*Written request*. Please quote the material exactly, every line of it.

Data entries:
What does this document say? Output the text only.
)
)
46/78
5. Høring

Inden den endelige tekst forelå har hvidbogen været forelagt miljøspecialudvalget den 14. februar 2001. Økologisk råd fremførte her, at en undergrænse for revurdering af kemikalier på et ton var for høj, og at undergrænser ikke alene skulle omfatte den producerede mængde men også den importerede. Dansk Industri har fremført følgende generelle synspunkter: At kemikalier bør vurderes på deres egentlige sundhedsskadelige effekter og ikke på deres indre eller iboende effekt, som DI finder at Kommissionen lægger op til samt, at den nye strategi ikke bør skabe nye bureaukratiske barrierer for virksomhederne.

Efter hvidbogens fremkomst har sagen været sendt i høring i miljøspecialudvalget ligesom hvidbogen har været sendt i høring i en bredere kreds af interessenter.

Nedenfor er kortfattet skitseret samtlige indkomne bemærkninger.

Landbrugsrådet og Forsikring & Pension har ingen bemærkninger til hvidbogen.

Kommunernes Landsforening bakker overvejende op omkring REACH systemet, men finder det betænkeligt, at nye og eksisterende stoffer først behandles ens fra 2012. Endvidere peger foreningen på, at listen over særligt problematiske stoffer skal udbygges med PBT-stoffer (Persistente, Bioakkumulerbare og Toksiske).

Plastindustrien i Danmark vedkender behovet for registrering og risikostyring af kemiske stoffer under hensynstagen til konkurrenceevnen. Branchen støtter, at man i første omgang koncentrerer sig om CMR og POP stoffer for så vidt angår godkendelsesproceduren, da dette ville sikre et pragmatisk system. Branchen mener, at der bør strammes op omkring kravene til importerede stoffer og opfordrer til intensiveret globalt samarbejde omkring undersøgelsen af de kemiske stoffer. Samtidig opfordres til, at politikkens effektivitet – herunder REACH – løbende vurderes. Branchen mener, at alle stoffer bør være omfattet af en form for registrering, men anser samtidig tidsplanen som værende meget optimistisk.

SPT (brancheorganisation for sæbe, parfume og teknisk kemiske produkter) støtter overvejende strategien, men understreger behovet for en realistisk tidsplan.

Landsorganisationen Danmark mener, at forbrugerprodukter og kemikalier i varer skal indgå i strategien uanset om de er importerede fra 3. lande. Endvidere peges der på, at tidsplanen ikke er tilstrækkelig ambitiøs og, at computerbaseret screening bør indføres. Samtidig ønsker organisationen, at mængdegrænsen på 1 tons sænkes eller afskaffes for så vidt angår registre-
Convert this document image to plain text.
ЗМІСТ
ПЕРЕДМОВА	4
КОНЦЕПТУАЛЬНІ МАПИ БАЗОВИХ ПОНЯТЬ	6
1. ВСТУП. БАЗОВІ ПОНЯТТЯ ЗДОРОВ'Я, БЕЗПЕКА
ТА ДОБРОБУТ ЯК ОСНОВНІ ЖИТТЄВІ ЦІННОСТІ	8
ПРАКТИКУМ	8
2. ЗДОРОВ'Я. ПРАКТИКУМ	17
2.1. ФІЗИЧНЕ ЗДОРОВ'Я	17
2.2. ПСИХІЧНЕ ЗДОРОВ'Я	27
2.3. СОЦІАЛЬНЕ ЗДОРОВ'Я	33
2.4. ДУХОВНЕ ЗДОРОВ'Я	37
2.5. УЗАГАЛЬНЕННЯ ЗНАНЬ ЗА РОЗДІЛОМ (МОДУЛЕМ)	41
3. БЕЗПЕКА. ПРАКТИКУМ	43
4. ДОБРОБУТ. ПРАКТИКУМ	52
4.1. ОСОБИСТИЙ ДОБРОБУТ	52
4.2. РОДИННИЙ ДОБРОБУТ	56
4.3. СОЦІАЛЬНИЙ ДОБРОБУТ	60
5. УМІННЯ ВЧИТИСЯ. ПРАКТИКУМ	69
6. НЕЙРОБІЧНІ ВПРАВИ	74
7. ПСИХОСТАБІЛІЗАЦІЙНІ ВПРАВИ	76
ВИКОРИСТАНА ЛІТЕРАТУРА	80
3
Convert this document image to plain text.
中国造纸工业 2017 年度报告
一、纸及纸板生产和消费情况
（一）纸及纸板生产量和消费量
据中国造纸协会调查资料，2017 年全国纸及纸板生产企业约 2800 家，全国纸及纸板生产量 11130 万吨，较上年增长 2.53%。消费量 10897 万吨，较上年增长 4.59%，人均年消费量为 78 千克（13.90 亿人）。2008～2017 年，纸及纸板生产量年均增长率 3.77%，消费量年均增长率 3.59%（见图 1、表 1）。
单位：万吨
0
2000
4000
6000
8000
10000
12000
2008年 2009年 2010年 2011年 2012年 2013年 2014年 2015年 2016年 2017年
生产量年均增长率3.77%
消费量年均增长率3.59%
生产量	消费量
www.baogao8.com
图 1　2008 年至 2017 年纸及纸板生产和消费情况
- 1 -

*Output below*.
What does this document say? Output the text only.
)
)
46/78
5. Høring

Inden den endelige tekst forelå har hvidbogen været forelagt miljøspecialudvalget den 14. februar 2001. Økologisk råd fremførte her, at en undergrænse for revurdering af kemikalier på et ton var for høj, og at undergrænser ikke alene skulle omfatte den producerede mængde men også den importerede. Dansk Industri har fremført følgende generelle synspunkter: At kemikalier bør vurderes på deres egentlige sundhedsskadelige effekter og ikke på deres indre eller iboende effekt, som DI finder at Kommissionen lægger op til samt, at den nye strategi ikke bør skabe nye bureaukratiske barrierer for virksomhederne.

Efter hvidbogens fremkomst har sagen været sendt i høring i miljøspecialudvalget ligesom hvidbogen har været sendt i høring i en bredere kreds af interessenter.

Nedenfor er kortfattet skitseret samtlige indkomne bemærkninger.

Landbrugsrådet og Forsikring & Pension har ingen bemærkninger til hvidbogen.

Kommunernes Landsforening bakker overvejende op omkring REACH systemet, men finder det betænkeligt, at nye og eksisterende stoffer først behandles ens fra 2012. Endvidere peger foreningen på, at listen over særligt problematiske stoffer skal udbygges med PBT-stoffer (Persistente, Bioakkumulerbare og Toksiske).

Plastindustrien i Danmark vedkender behovet for registrering og risikostyring af kemiske stoffer under hensynstagen til konkurrenceevnen. Branchen støtter, at man i første omgang koncentrerer sig om CMR og POP stoffer for så vidt angår godkendelsesproceduren, da dette ville sikre et pragmatisk system. Branchen mener, at der bør strammes op omkring kravene til importerede stoffer og opfordrer til intensiveret globalt samarbejde omkring undersøgelsen af de kemiske stoffer. Samtidig opfordres til, at politikkens effektivitet – herunder REACH – løbende vurderes. Branchen mener, at alle stoffer bør være omfattet af en form for registrering, men anser samtidig tidsplanen som værende meget optimistisk.

SPT (brancheorganisation for sæbe, parfume og teknisk kemiske produkter) støtter overvejende strategien, men understreger behovet for en realistisk tidsplan.

Landsorganisationen Danmark mener, at forbrugerprodukter og kemikalier i varer skal indgå i strategien uanset om de er importerede fra 3. lande. Endvidere peges der på, at tidsplanen ikke er tilstrækkelig ambitiøs og, at computerbaseret screening bør indføres. Samtidig ønsker organisationen, at mængdegrænsen på 1 tons sænkes eller afskaffes for så vidt angår registre-
Convert this document image to plain text.
ЗМІСТ
ПЕРЕДМОВА	4
КОНЦЕПТУАЛЬНІ МАПИ БАЗОВИХ ПОНЯТЬ	6
1. ВСТУП. БАЗОВІ ПОНЯТТЯ ЗДОРОВ'Я, БЕЗПЕКА
ТА ДОБРОБУТ ЯК ОСНОВНІ ЖИТТЄВІ ЦІННОСТІ	8
ПРАКТИКУМ	8
2. ЗДОРОВ'Я. ПРАКТИКУМ	17
2.1. ФІЗИЧНЕ ЗДОРОВ'Я	17
2.2. ПСИХІЧНЕ ЗДОРОВ'Я	27
2.3. СОЦІАЛЬНЕ ЗДОРОВ'Я	33
2.4. ДУХОВНЕ ЗДОРОВ'Я	37
2.5. УЗАГАЛЬНЕННЯ ЗНАНЬ ЗА РОЗДІЛОМ (МОДУЛЕМ)	41
3. БЕЗПЕКА. ПРАКТИКУМ	43
4. ДОБРОБУТ. ПРАКТИКУМ	52
4.1. ОСОБИСТИЙ ДОБРОБУТ	52
4.2. РОДИННИЙ ДОБРОБУТ	56
4.3. СОЦІАЛЬНИЙ ДОБРОБУТ	60
5. УМІННЯ ВЧИТИСЯ. ПРАКТИКУМ	69
6. НЕЙРОБІЧНІ ВПРАВИ	74
7. ПСИХОСТАБІЛІЗАЦІЙНІ ВПРАВИ	76
ВИКОРИСТАНА ЛІТЕРАТУРА	80
3
Convert this document image to plain text.
中国造纸工业 2017 年度报告
一、纸及纸板生产和消费情况
（一）纸及纸板生产量和消费量
据中国造纸协会调查资料，2017 年全国纸及纸板生产企业约 2800 家，全国纸及纸板生产量 11130 万吨，较上年增长 2.53%。消费量 10897 万吨，较上年增长 4.59%，人均年消费量为 78 千克（13.90 亿人）。2008～2017 年，纸及纸板生产量年均增长率 3.77%，消费量年均增长率 3.59%（见图 1、表 1）。
单位：万吨
0
2000
4000
6000
8000
10000
12000
2008年 2009年 2010年 2011年 2012年 2013年 2014年 2015年 2016年 2017年
生产量年均增长率3.77%
消费量年均增长率3.59%
生产量	消费量
www.baogao8.com
图 1　2008 年至 2017 年纸及纸板生产和消费情况
- 1 -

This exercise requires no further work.